§ What to produce: Please transcribe the lines below exactly, and leave every image behind.

§ Input:
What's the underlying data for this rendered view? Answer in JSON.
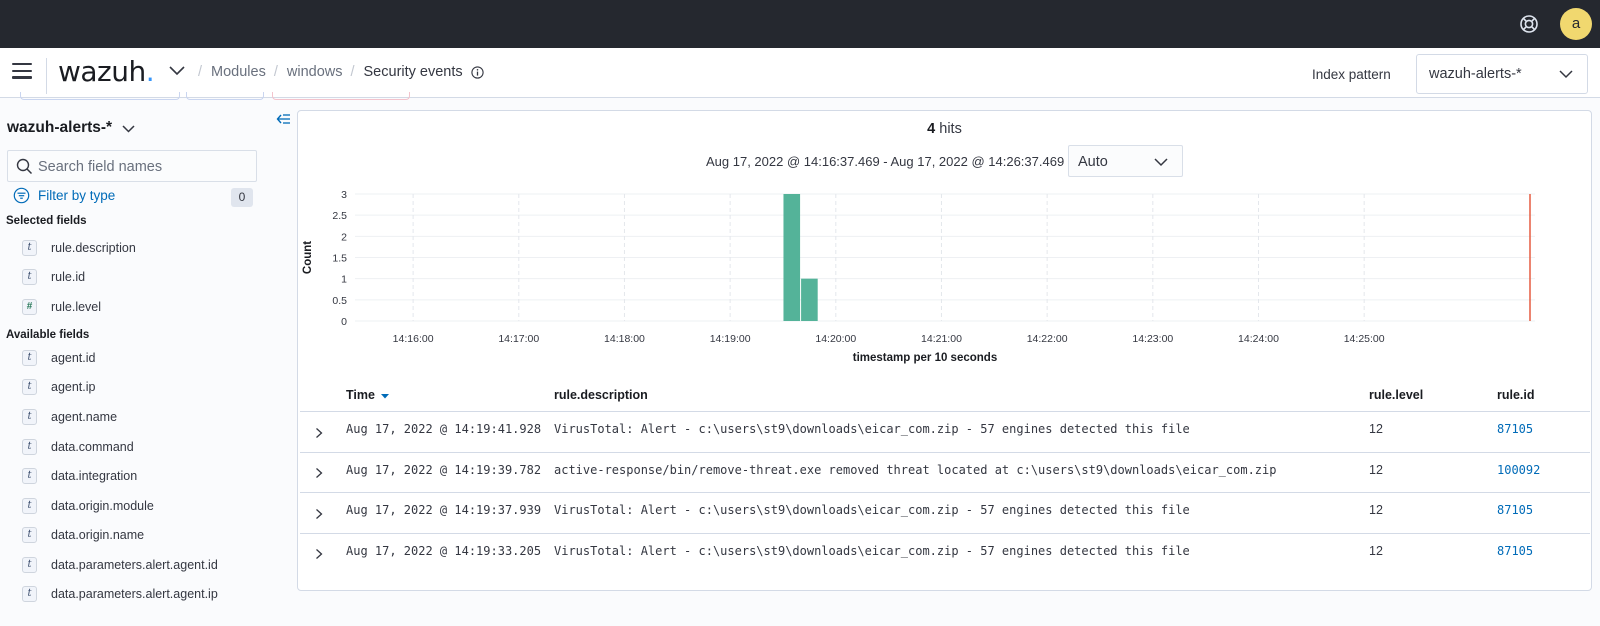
{
  "topbar": {
    "avatar_initial": "a",
    "help_icon": "help-lifebuoy-icon"
  },
  "header": {
    "logo_text": "wazuh",
    "logo_dot": ".",
    "breadcrumbs": [
      "Modules",
      "windows",
      "Security events"
    ],
    "index_pattern_label": "Index pattern",
    "index_pattern_value": "wazuh-alerts-*"
  },
  "sidebar": {
    "index_name": "wazuh-alerts-*",
    "search_placeholder": "Search field names",
    "filter_label": "Filter by type",
    "filter_count": "0",
    "selected_heading": "Selected fields",
    "selected_fields": [
      {
        "type": "t",
        "name": "rule.description"
      },
      {
        "type": "t",
        "name": "rule.id"
      },
      {
        "type": "#",
        "name": "rule.level"
      }
    ],
    "available_heading": "Available fields",
    "available_fields": [
      {
        "type": "t",
        "name": "agent.id"
      },
      {
        "type": "t",
        "name": "agent.ip"
      },
      {
        "type": "t",
        "name": "agent.name"
      },
      {
        "type": "t",
        "name": "data.command"
      },
      {
        "type": "t",
        "name": "data.integration"
      },
      {
        "type": "t",
        "name": "data.origin.module"
      },
      {
        "type": "t",
        "name": "data.origin.name"
      },
      {
        "type": "t",
        "name": "data.parameters.alert.agent.id"
      },
      {
        "type": "t",
        "name": "data.parameters.alert.agent.ip"
      }
    ]
  },
  "summary": {
    "hits_count": "4",
    "hits_label": "hits",
    "time_range": "Aug 17, 2022 @ 14:16:37.469 - Aug 17, 2022 @ 14:26:37.469",
    "interval": "Auto"
  },
  "chart_data": {
    "type": "bar",
    "ylabel": "Count",
    "xlabel": "timestamp per 10 seconds",
    "ylim": [
      0,
      3
    ],
    "yticks": [
      "0",
      "0.5",
      "1",
      "1.5",
      "2",
      "2.5",
      "3"
    ],
    "xticks": [
      "14:16:00",
      "14:17:00",
      "14:18:00",
      "14:19:00",
      "14:20:00",
      "14:21:00",
      "14:22:00",
      "14:23:00",
      "14:24:00",
      "14:25:00"
    ],
    "x_start": "14:15:27",
    "x_end": "14:26:37",
    "grid": true,
    "bars": [
      {
        "x": "14:19:30",
        "value": 3
      },
      {
        "x": "14:19:40",
        "value": 1
      }
    ],
    "now_marker": "14:26:37",
    "bar_color": "#54b399",
    "marker_color": "#e7664c"
  },
  "table": {
    "columns": {
      "time": "Time",
      "description": "rule.description",
      "level": "rule.level",
      "id": "rule.id"
    },
    "rows": [
      {
        "time": "Aug 17, 2022 @ 14:19:41.928",
        "description": "VirusTotal: Alert - c:\\users\\st9\\downloads\\eicar_com.zip - 57 engines detected this file",
        "level": "12",
        "id": "87105"
      },
      {
        "time": "Aug 17, 2022 @ 14:19:39.782",
        "description": "active-response/bin/remove-threat.exe removed threat located at c:\\users\\st9\\downloads\\eicar_com.zip",
        "level": "12",
        "id": "100092"
      },
      {
        "time": "Aug 17, 2022 @ 14:19:37.939",
        "description": "VirusTotal: Alert - c:\\users\\st9\\downloads\\eicar_com.zip - 57 engines detected this file",
        "level": "12",
        "id": "87105"
      },
      {
        "time": "Aug 17, 2022 @ 14:19:33.205",
        "description": "VirusTotal: Alert - c:\\users\\st9\\downloads\\eicar_com.zip - 57 engines detected this file",
        "level": "12",
        "id": "87105"
      }
    ]
  }
}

§ Solution:
What's the underlying data for this rendered view? Answer in JSON.
{
  "topbar": {
    "avatar_initial": "a",
    "help_icon": "help-lifebuoy-icon"
  },
  "header": {
    "logo_text": "wazuh",
    "logo_dot": ".",
    "breadcrumbs": [
      "Modules",
      "windows",
      "Security events"
    ],
    "index_pattern_label": "Index pattern",
    "index_pattern_value": "wazuh-alerts-*"
  },
  "sidebar": {
    "index_name": "wazuh-alerts-*",
    "search_placeholder": "Search field names",
    "filter_label": "Filter by type",
    "filter_count": "0",
    "selected_heading": "Selected fields",
    "selected_fields": [
      {
        "type": "t",
        "name": "rule.description"
      },
      {
        "type": "t",
        "name": "rule.id"
      },
      {
        "type": "#",
        "name": "rule.level"
      }
    ],
    "available_heading": "Available fields",
    "available_fields": [
      {
        "type": "t",
        "name": "agent.id"
      },
      {
        "type": "t",
        "name": "agent.ip"
      },
      {
        "type": "t",
        "name": "agent.name"
      },
      {
        "type": "t",
        "name": "data.command"
      },
      {
        "type": "t",
        "name": "data.integration"
      },
      {
        "type": "t",
        "name": "data.origin.module"
      },
      {
        "type": "t",
        "name": "data.origin.name"
      },
      {
        "type": "t",
        "name": "data.parameters.alert.agent.id"
      },
      {
        "type": "t",
        "name": "data.parameters.alert.agent.ip"
      }
    ]
  },
  "summary": {
    "hits_count": "4",
    "hits_label": "hits",
    "time_range": "Aug 17, 2022 @ 14:16:37.469 - Aug 17, 2022 @ 14:26:37.469",
    "interval": "Auto"
  },
  "chart_data": {
    "type": "bar",
    "ylabel": "Count",
    "xlabel": "timestamp per 10 seconds",
    "ylim": [
      0,
      3
    ],
    "yticks": [
      "0",
      "0.5",
      "1",
      "1.5",
      "2",
      "2.5",
      "3"
    ],
    "xticks": [
      "14:16:00",
      "14:17:00",
      "14:18:00",
      "14:19:00",
      "14:20:00",
      "14:21:00",
      "14:22:00",
      "14:23:00",
      "14:24:00",
      "14:25:00"
    ],
    "x_start": "14:15:27",
    "x_end": "14:26:37",
    "grid": true,
    "bars": [
      {
        "x": "14:19:30",
        "value": 3
      },
      {
        "x": "14:19:40",
        "value": 1
      }
    ],
    "now_marker": "14:26:37",
    "bar_color": "#54b399",
    "marker_color": "#e7664c"
  },
  "table": {
    "columns": {
      "time": "Time",
      "description": "rule.description",
      "level": "rule.level",
      "id": "rule.id"
    },
    "rows": [
      {
        "time": "Aug 17, 2022 @ 14:19:41.928",
        "description": "VirusTotal: Alert - c:\\users\\st9\\downloads\\eicar_com.zip - 57 engines detected this file",
        "level": "12",
        "id": "87105"
      },
      {
        "time": "Aug 17, 2022 @ 14:19:39.782",
        "description": "active-response/bin/remove-threat.exe removed threat located at c:\\users\\st9\\downloads\\eicar_com.zip",
        "level": "12",
        "id": "100092"
      },
      {
        "time": "Aug 17, 2022 @ 14:19:37.939",
        "description": "VirusTotal: Alert - c:\\users\\st9\\downloads\\eicar_com.zip - 57 engines detected this file",
        "level": "12",
        "id": "87105"
      },
      {
        "time": "Aug 17, 2022 @ 14:19:33.205",
        "description": "VirusTotal: Alert - c:\\users\\st9\\downloads\\eicar_com.zip - 57 engines detected this file",
        "level": "12",
        "id": "87105"
      }
    ]
  }
}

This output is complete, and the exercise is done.